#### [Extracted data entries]
━━━━━━━━━━━━━━━━━━━━━━━━━━━━━━

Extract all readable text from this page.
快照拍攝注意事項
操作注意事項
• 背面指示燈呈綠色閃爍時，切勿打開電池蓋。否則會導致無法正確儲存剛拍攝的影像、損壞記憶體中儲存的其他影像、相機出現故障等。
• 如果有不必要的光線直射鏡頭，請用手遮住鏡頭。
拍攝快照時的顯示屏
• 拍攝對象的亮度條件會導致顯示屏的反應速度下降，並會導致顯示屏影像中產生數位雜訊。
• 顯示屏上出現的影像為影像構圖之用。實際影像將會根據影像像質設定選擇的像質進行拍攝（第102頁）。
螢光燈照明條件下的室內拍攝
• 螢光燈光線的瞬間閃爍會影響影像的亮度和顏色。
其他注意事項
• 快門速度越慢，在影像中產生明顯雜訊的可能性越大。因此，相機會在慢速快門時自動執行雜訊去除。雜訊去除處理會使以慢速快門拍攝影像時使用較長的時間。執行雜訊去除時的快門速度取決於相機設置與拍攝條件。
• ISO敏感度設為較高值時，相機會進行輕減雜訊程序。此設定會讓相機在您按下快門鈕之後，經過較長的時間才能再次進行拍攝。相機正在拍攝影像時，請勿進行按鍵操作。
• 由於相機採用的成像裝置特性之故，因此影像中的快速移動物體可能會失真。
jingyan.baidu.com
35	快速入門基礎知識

━━━━━━━━━━━━━━━━━━━━━━━━━━━━━━

#### [REQUEST]
Reproduce each entry word for word.

#### [RESPONSE TO THIS TASK]
Extract all readable text from this page.
快照拍攝注意事項
操作注意事項
• 背面指示燈呈綠色閃爍時，切勿打開電池蓋。否則會導致無法正確儲存剛拍攝的影像、損壞記憶體中儲存的其他影像、相機出現故障等。
• 如果有不必要的光線直射鏡頭，請用手遮住鏡頭。
拍攝快照時的顯示屏
• 拍攝對象的亮度條件會導致顯示屏的反應速度下降，並會導致顯示屏影像中產生數位雜訊。
• 顯示屏上出現的影像為影像構圖之用。實際影像將會根據影像像質設定選擇的像質進行拍攝（第102頁）。
螢光燈照明條件下的室內拍攝
• 螢光燈光線的瞬間閃爍會影響影像的亮度和顏色。
其他注意事項
• 快門速度越慢，在影像中產生明顯雜訊的可能性越大。因此，相機會在慢速快門時自動執行雜訊去除。雜訊去除處理會使以慢速快門拍攝影像時使用較長的時間。執行雜訊去除時的快門速度取決於相機設置與拍攝條件。
• ISO敏感度設為較高值時，相機會進行輕減雜訊程序。此設定會讓相機在您按下快門鈕之後，經過較長的時間才能再次進行拍攝。相機正在拍攝影像時，請勿進行按鍵操作。
• 由於相機採用的成像裝置特性之故，因此影像中的快速移動物體可能會失真。
jingyan.baidu.com
35	快速入門基礎知識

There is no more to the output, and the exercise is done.